■ **Exercise details**
Copy all of the material exactly. Pictures are not to appear in the copy.
-------- Given data
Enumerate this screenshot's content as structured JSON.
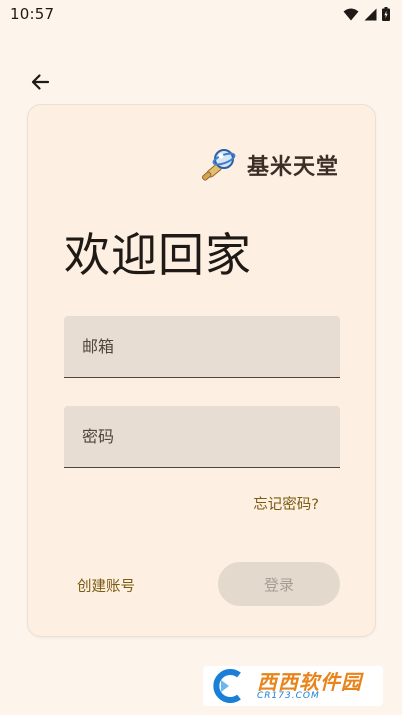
{
  "status_bar": {
    "time": "10:57"
  },
  "header": {
    "back_icon": "arrow-left-icon"
  },
  "brand": {
    "logo_icon": "jimi-logo-icon",
    "name": "基米天堂"
  },
  "login": {
    "title": "欢迎回家",
    "email_placeholder": "邮箱",
    "password_placeholder": "密码",
    "forgot_label": "忘记密码?",
    "create_label": "创建账号",
    "login_label": "登录"
  },
  "watermark": {
    "text": "西西软件园",
    "url": "CR173.COM"
  },
  "colors": {
    "background": "#fdf4ec",
    "card": "#fdefe2",
    "field": "#e8ddd2",
    "accent": "#7a5c10",
    "button_disabled": "#e4d9cd"
  }
}
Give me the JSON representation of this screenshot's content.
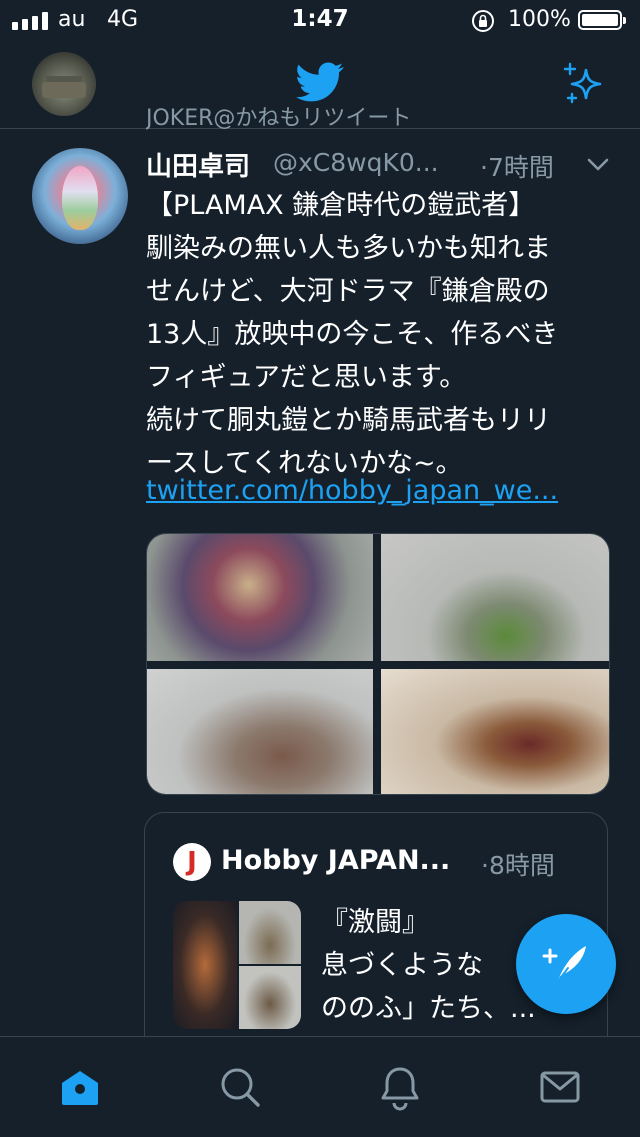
{
  "status_bar": {
    "carrier": "au",
    "network": "4G",
    "time": "1:47",
    "battery_percent": "100%",
    "icons": [
      "signal-icon",
      "orientation-lock-icon",
      "battery-icon"
    ]
  },
  "header": {
    "logo_icon": "twitter-bird-icon",
    "sparkle_icon": "sparkle-icon"
  },
  "timeline": {
    "retweet_context": "JOKER@かねもリツイート",
    "tweet": {
      "display_name": "山田卓司",
      "handle": "@xC8wqK0...",
      "time": "·7時間",
      "text": "【PLAMAX 鎌倉時代の鎧武者】\n馴染みの無い人も多いかも知れま\nせんけど、大河ドラマ『鎌倉殿の\n13人』放映中の今こそ、作るべき\nフィギュアだと思います。\n続けて胴丸鎧とか騎馬武者もリリ\nースしてくれないかな~。",
      "link": "twitter.com/hobby_japan_we..."
    },
    "quoted_tweet": {
      "display_name": "Hobby JAPAN...",
      "time": "·8時間",
      "text": "『激闘』\n息づくような\nののふ」たち、..."
    }
  },
  "tab_bar": {
    "tabs": [
      "home-icon",
      "search-icon",
      "notifications-icon",
      "messages-icon"
    ],
    "active": "home-icon"
  },
  "colors": {
    "background": "#15202b",
    "accent": "#1da1f2",
    "secondary_text": "#8899a6",
    "divider": "#38444d"
  }
}
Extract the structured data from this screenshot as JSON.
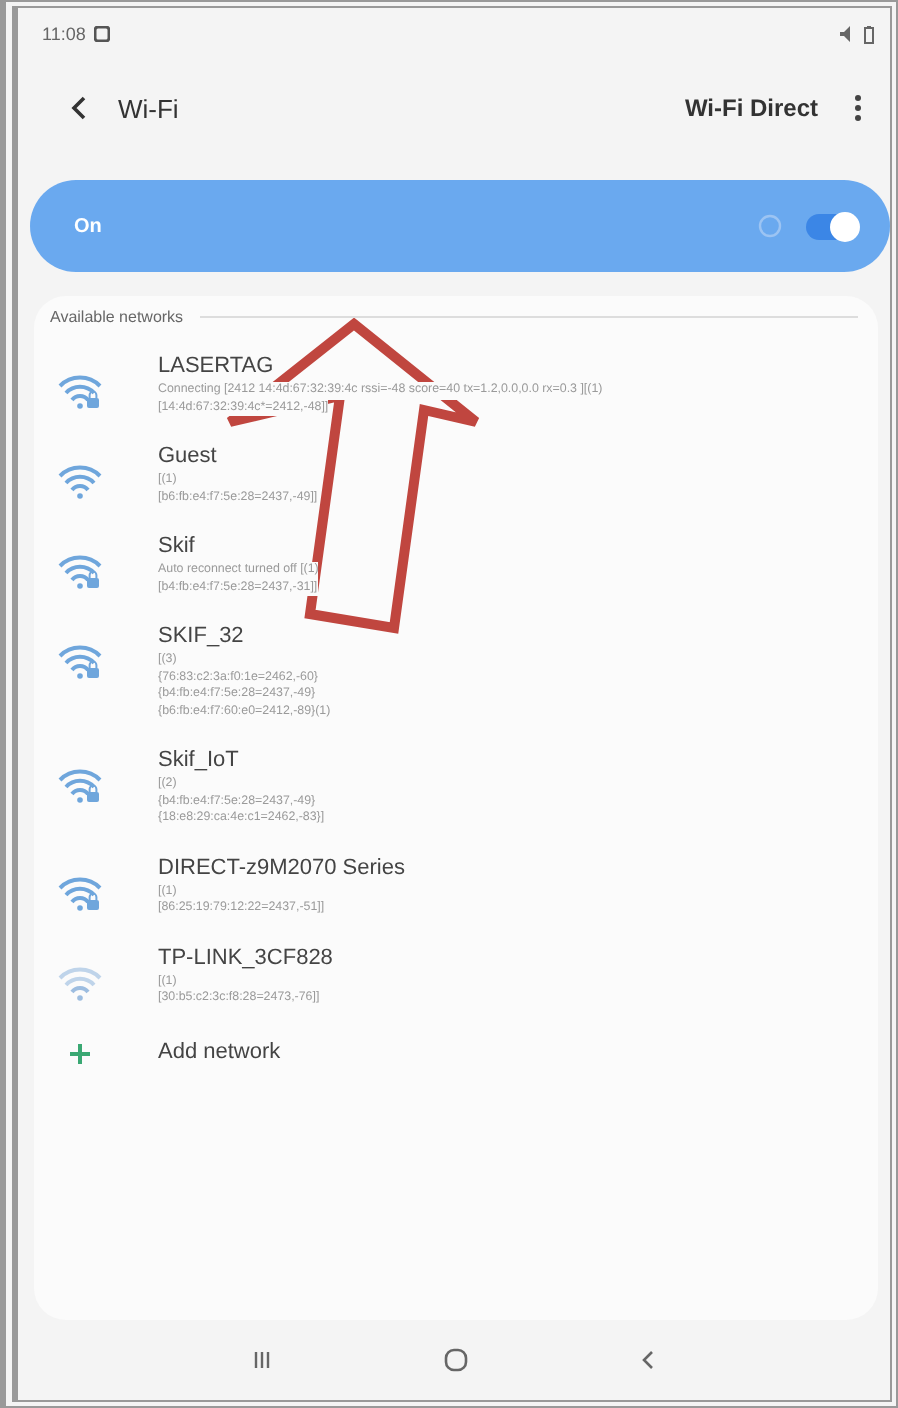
{
  "status_bar": {
    "time": "11:08"
  },
  "header": {
    "title": "Wi-Fi",
    "action": "Wi-Fi Direct"
  },
  "master_switch": {
    "label": "On",
    "on": true
  },
  "section": {
    "title": "Available networks"
  },
  "networks": [
    {
      "name": "LASERTAG",
      "secured": true,
      "details": [
        "Connecting [2412 14:4d:67:32:39:4c rssi=-48 score=40 tx=1.2,0.0,0.0 rx=0.3 ][(1)",
        "[14:4d:67:32:39:4c*=2412,-48]]"
      ]
    },
    {
      "name": "Guest",
      "secured": false,
      "details": [
        "[(1)",
        "[b6:fb:e4:f7:5e:28=2437,-49]]"
      ]
    },
    {
      "name": "Skif",
      "secured": true,
      "details": [
        "Auto reconnect turned off [(1)",
        "[b4:fb:e4:f7:5e:28=2437,-31]]"
      ]
    },
    {
      "name": "SKIF_32",
      "secured": true,
      "details": [
        "[(3)",
        "{76:83:c2:3a:f0:1e=2462,-60}",
        "{b4:fb:e4:f7:5e:28=2437,-49}",
        "{b6:fb:e4:f7:60:e0=2412,-89}(1)"
      ]
    },
    {
      "name": "Skif_IoT",
      "secured": true,
      "details": [
        "[(2)",
        "{b4:fb:e4:f7:5e:28=2437,-49}",
        "{18:e8:29:ca:4e:c1=2462,-83}]"
      ]
    },
    {
      "name": "DIRECT-z9M2070 Series",
      "secured": true,
      "details": [
        "[(1)",
        "[86:25:19:79:12:22=2437,-51]]"
      ]
    },
    {
      "name": "TP-LINK_3CF828",
      "secured": false,
      "details": [
        "[(1)",
        "[30:b5:c2:3c:f8:28=2473,-76]]"
      ]
    }
  ],
  "add_network": {
    "label": "Add network"
  }
}
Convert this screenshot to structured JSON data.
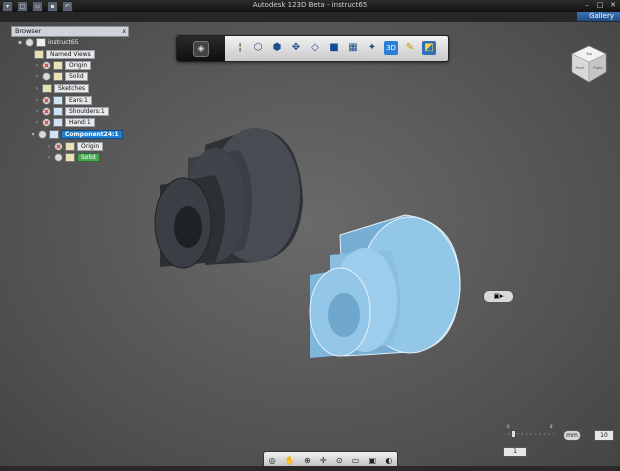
{
  "window": {
    "title": "Autodesk 123D Beta - instruct65",
    "quick_access_icons": [
      "app-menu-icon",
      "new-icon",
      "open-icon",
      "save-icon",
      "undo-icon"
    ],
    "controls": [
      "minimize",
      "maximize",
      "close"
    ]
  },
  "gallery_label": "Gallery",
  "browser": {
    "header": "Browser",
    "close_glyph": "x",
    "root": "instruct65",
    "items": [
      {
        "label": "Named Views",
        "icon": "folder-icon"
      },
      {
        "label": "Origin",
        "icon": "folder-icon",
        "hidden": true
      },
      {
        "label": "Solid",
        "icon": "solid-icon"
      },
      {
        "label": "Sketches",
        "icon": "folder-icon"
      },
      {
        "label": "Ears:1",
        "icon": "component-icon",
        "hidden": true
      },
      {
        "label": "Shoulders:1",
        "icon": "component-icon",
        "hidden": true
      },
      {
        "label": "Hand:1",
        "icon": "component-icon",
        "hidden": true
      },
      {
        "label": "Component24:1",
        "icon": "component-icon",
        "selected": true
      },
      {
        "label": "Origin",
        "icon": "folder-icon",
        "hidden": true
      },
      {
        "label": "Solid",
        "icon": "solid-icon",
        "active": true
      }
    ]
  },
  "toolbar_icons": [
    "info-icon",
    "box-icon",
    "cylinder-icon",
    "pyramid-icon",
    "torus-icon",
    "combine-icon",
    "pattern-icon",
    "sphere-icon",
    "3d-text-icon",
    "sketch-icon",
    "smart-tool-icon"
  ],
  "viewcube_faces": {
    "top": "Top",
    "left": "Front",
    "right": "Right"
  },
  "navbar_icons": [
    "steering-wheel-icon",
    "pan-icon",
    "zoom-icon",
    "orbit-icon",
    "look-icon",
    "fit-icon",
    "view-icon",
    "visual-style-icon"
  ],
  "grid": {
    "unit": "mm",
    "size": "10",
    "snap": "1",
    "scale_ticks": [
      "0",
      "8"
    ]
  },
  "colors": {
    "selected_part": "#8ec4e6",
    "dark_part": "#3d4249",
    "highlight": "#1e7fd3"
  }
}
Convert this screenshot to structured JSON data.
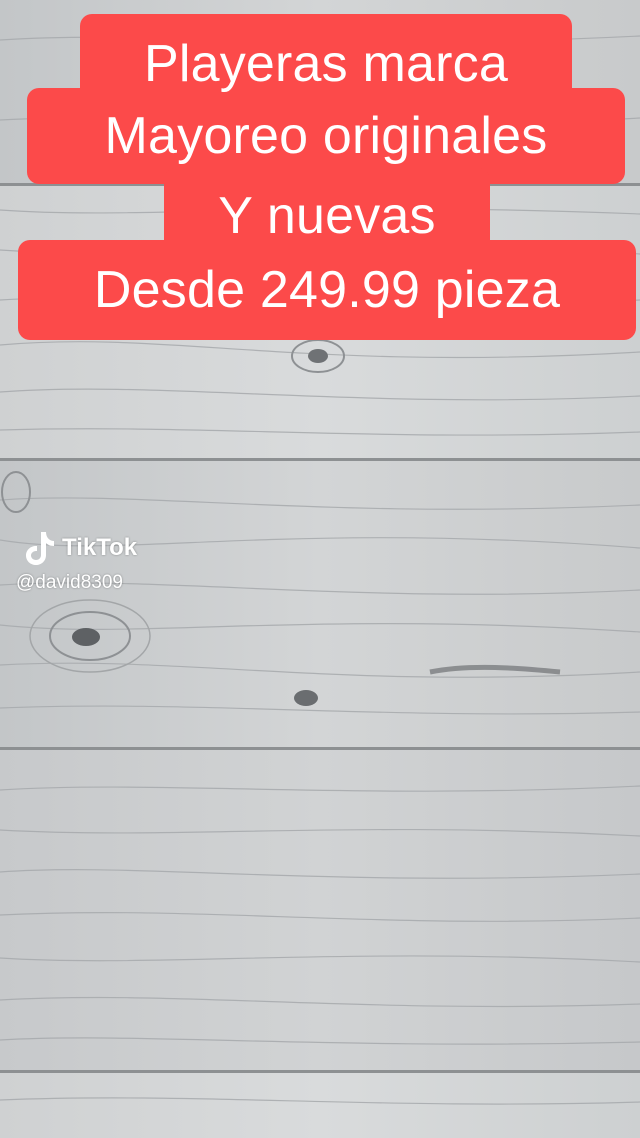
{
  "caption": {
    "line1": "Playeras marca",
    "line2": "Mayoreo originales",
    "line3": "Y nuevas",
    "line4": "Desde 249.99 pieza",
    "background_color": "#fc4a4a",
    "text_color": "#ffffff"
  },
  "watermark": {
    "icon": "tiktok-note-icon",
    "brand": "TikTok",
    "handle": "@david8309"
  },
  "background": {
    "description_icon": "whitewashed-wood-planks"
  }
}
----------------
■ **Response below**
Enumerate this screenshot's content as structured JSON.
{
  "status_bar": {
    "time": "10:57"
  },
  "header": {
    "back_icon": "arrow-left-icon"
  },
  "brand": {
    "logo_icon": "jimi-logo-icon",
    "name": "基米天堂"
  },
  "login": {
    "title": "欢迎回家",
    "email_placeholder": "邮箱",
    "password_placeholder": "密码",
    "forgot_label": "忘记密码?",
    "create_label": "创建账号",
    "login_label": "登录"
  },
  "watermark": {
    "text": "西西软件园",
    "url": "CR173.COM"
  },
  "colors": {
    "background": "#fdf4ec",
    "card": "#fdefe2",
    "field": "#e8ddd2",
    "accent": "#7a5c10",
    "button_disabled": "#e4d9cd"
  }
}
Give me the JSON representation of this screenshot's content.
{
  "status_bar": {
    "carrier": "au",
    "network": "4G",
    "time": "1:47",
    "battery_percent": "100%",
    "icons": [
      "signal-icon",
      "orientation-lock-icon",
      "battery-icon"
    ]
  },
  "header": {
    "logo_icon": "twitter-bird-icon",
    "sparkle_icon": "sparkle-icon"
  },
  "timeline": {
    "retweet_context": "JOKER@かねもリツイート",
    "tweet": {
      "display_name": "山田卓司",
      "handle": "@xC8wqK0...",
      "time": "·7時間",
      "text": "【PLAMAX 鎌倉時代の鎧武者】\n馴染みの無い人も多いかも知れま\nせんけど、大河ドラマ『鎌倉殿の\n13人』放映中の今こそ、作るべき\nフィギュアだと思います。\n続けて胴丸鎧とか騎馬武者もリリ\nースしてくれないかな~。",
      "link": "twitter.com/hobby_japan_we..."
    },
    "quoted_tweet": {
      "display_name": "Hobby JAPAN...",
      "time": "·8時間",
      "text": "『激闘』\n息づくような\nののふ」たち、..."
    }
  },
  "tab_bar": {
    "tabs": [
      "home-icon",
      "search-icon",
      "notifications-icon",
      "messages-icon"
    ],
    "active": "home-icon"
  },
  "colors": {
    "background": "#15202b",
    "accent": "#1da1f2",
    "secondary_text": "#8899a6",
    "divider": "#38444d"
  }
}
Extract the structured data from this screenshot as JSON.
{
  "status_bar": {
    "time": "11:08"
  },
  "header": {
    "title": "Wi-Fi",
    "action": "Wi-Fi Direct"
  },
  "master_switch": {
    "label": "On",
    "on": true
  },
  "section": {
    "title": "Available networks"
  },
  "networks": [
    {
      "name": "LASERTAG",
      "secured": true,
      "details": [
        "Connecting [2412 14:4d:67:32:39:4c rssi=-48 score=40 tx=1.2,0.0,0.0 rx=0.3 ][(1)",
        "[14:4d:67:32:39:4c*=2412,-48]]"
      ]
    },
    {
      "name": "Guest",
      "secured": false,
      "details": [
        "[(1)",
        "[b6:fb:e4:f7:5e:28=2437,-49]]"
      ]
    },
    {
      "name": "Skif",
      "secured": true,
      "details": [
        "Auto reconnect turned off [(1)",
        "[b4:fb:e4:f7:5e:28=2437,-31]]"
      ]
    },
    {
      "name": "SKIF_32",
      "secured": true,
      "details": [
        "[(3)",
        "{76:83:c2:3a:f0:1e=2462,-60}",
        "{b4:fb:e4:f7:5e:28=2437,-49}",
        "{b6:fb:e4:f7:60:e0=2412,-89}(1)"
      ]
    },
    {
      "name": "Skif_IoT",
      "secured": true,
      "details": [
        "[(2)",
        "{b4:fb:e4:f7:5e:28=2437,-49}",
        "{18:e8:29:ca:4e:c1=2462,-83}]"
      ]
    },
    {
      "name": "DIRECT-z9M2070 Series",
      "secured": true,
      "details": [
        "[(1)",
        "[86:25:19:79:12:22=2437,-51]]"
      ]
    },
    {
      "name": "TP-LINK_3CF828",
      "secured": false,
      "details": [
        "[(1)",
        "[30:b5:c2:3c:f8:28=2473,-76]]"
      ]
    }
  ],
  "add_network": {
    "label": "Add network"
  }
}
Convert this screenshot to structured JSON data.
{
  "window": {
    "title": "Autodesk 123D Beta - instruct65",
    "quick_access_icons": [
      "app-menu-icon",
      "new-icon",
      "open-icon",
      "save-icon",
      "undo-icon"
    ],
    "controls": [
      "minimize",
      "maximize",
      "close"
    ]
  },
  "gallery_label": "Gallery",
  "browser": {
    "header": "Browser",
    "close_glyph": "x",
    "root": "instruct65",
    "items": [
      {
        "label": "Named Views",
        "icon": "folder-icon"
      },
      {
        "label": "Origin",
        "icon": "folder-icon",
        "hidden": true
      },
      {
        "label": "Solid",
        "icon": "solid-icon"
      },
      {
        "label": "Sketches",
        "icon": "folder-icon"
      },
      {
        "label": "Ears:1",
        "icon": "component-icon",
        "hidden": true
      },
      {
        "label": "Shoulders:1",
        "icon": "component-icon",
        "hidden": true
      },
      {
        "label": "Hand:1",
        "icon": "component-icon",
        "hidden": true
      },
      {
        "label": "Component24:1",
        "icon": "component-icon",
        "selected": true
      },
      {
        "label": "Origin",
        "icon": "folder-icon",
        "hidden": true
      },
      {
        "label": "Solid",
        "icon": "solid-icon",
        "active": true
      }
    ]
  },
  "toolbar_icons": [
    "info-icon",
    "box-icon",
    "cylinder-icon",
    "pyramid-icon",
    "torus-icon",
    "combine-icon",
    "pattern-icon",
    "sphere-icon",
    "3d-text-icon",
    "sketch-icon",
    "smart-tool-icon"
  ],
  "viewcube_faces": {
    "top": "Top",
    "left": "Front",
    "right": "Right"
  },
  "navbar_icons": [
    "steering-wheel-icon",
    "pan-icon",
    "zoom-icon",
    "orbit-icon",
    "look-icon",
    "fit-icon",
    "view-icon",
    "visual-style-icon"
  ],
  "grid": {
    "unit": "mm",
    "size": "10",
    "snap": "1",
    "scale_ticks": [
      "0",
      "8"
    ]
  },
  "colors": {
    "selected_part": "#8ec4e6",
    "dark_part": "#3d4249",
    "highlight": "#1e7fd3"
  }
}
Convert this screenshot to structured JSON data.
{
  "caption": {
    "line1": "Playeras marca",
    "line2": "Mayoreo originales",
    "line3": "Y nuevas",
    "line4": "Desde 249.99 pieza",
    "background_color": "#fc4a4a",
    "text_color": "#ffffff"
  },
  "watermark": {
    "icon": "tiktok-note-icon",
    "brand": "TikTok",
    "handle": "@david8309"
  },
  "background": {
    "description_icon": "whitewashed-wood-planks"
  }
}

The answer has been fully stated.